Objective:
Write out every entry exactly as given, but omit the pictures.

Material for this exercise:
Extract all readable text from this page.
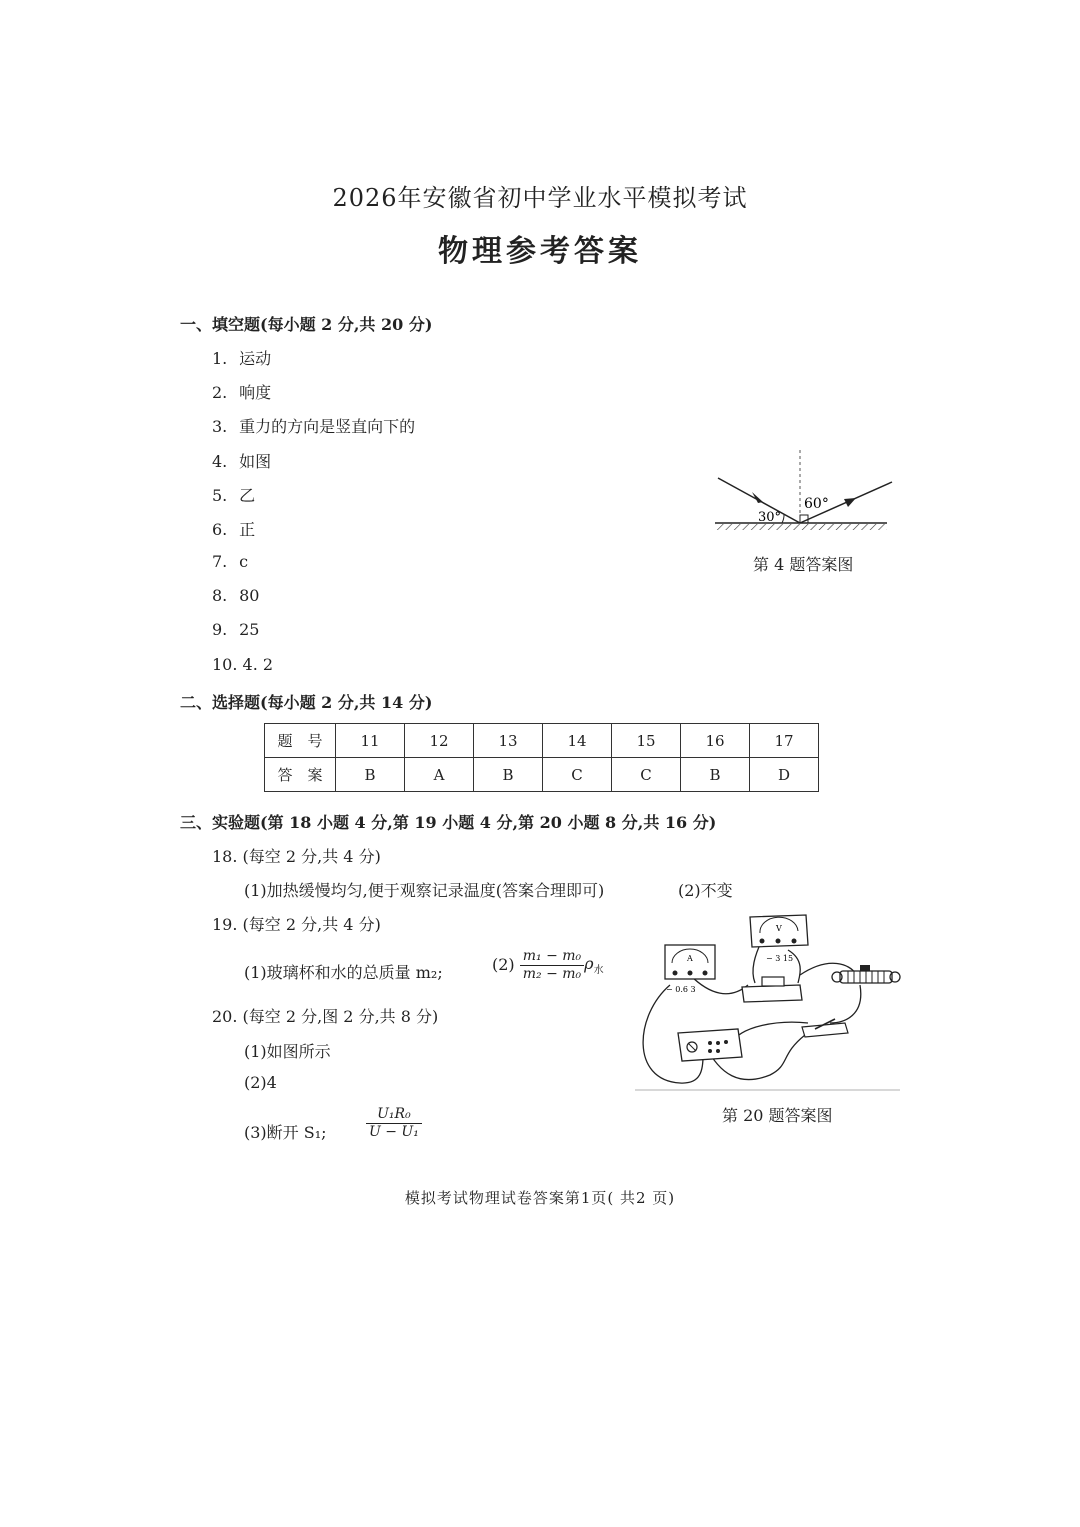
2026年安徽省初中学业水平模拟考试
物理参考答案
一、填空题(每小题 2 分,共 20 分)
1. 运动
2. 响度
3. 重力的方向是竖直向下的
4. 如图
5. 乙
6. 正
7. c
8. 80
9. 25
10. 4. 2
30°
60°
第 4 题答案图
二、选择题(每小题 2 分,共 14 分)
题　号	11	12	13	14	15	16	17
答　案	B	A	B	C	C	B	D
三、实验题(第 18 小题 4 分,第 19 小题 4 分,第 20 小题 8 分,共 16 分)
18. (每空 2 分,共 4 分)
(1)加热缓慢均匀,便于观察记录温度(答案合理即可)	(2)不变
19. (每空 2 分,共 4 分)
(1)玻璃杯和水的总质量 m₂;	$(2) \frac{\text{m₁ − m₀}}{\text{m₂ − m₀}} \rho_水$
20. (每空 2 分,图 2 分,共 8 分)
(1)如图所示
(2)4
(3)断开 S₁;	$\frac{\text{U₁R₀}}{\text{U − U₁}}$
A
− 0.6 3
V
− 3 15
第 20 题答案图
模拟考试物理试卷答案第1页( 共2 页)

Reply:
Extract all readable text from this page.
2026年安徽省初中学业水平模拟考试
物理参考答案
一、填空题(每小题 2 分,共 20 分)
1. 运动
2. 响度
3. 重力的方向是竖直向下的
4. 如图
5. 乙
6. 正
7. c
8. 80
9. 25
10. 4. 2
30°
60°
第 4 题答案图
二、选择题(每小题 2 分,共 14 分)
题　号	11	12	13	14	15	16	17
答　案	B	A	B	C	C	B	D
三、实验题(第 18 小题 4 分,第 19 小题 4 分,第 20 小题 8 分,共 16 分)
18. (每空 2 分,共 4 分)
(1)加热缓慢均匀,便于观察记录温度(答案合理即可)	(2)不变
19. (每空 2 分,共 4 分)
(1)玻璃杯和水的总质量 m₂;	$(2) \frac{\text{m₁ − m₀}}{\text{m₂ − m₀}} \rho_水$
20. (每空 2 分,图 2 分,共 8 分)
(1)如图所示
(2)4
(3)断开 S₁;	$\frac{\text{U₁R₀}}{\text{U − U₁}}$
A
− 0.6 3
V
− 3 15
第 20 题答案图
模拟考试物理试卷答案第1页( 共2 页)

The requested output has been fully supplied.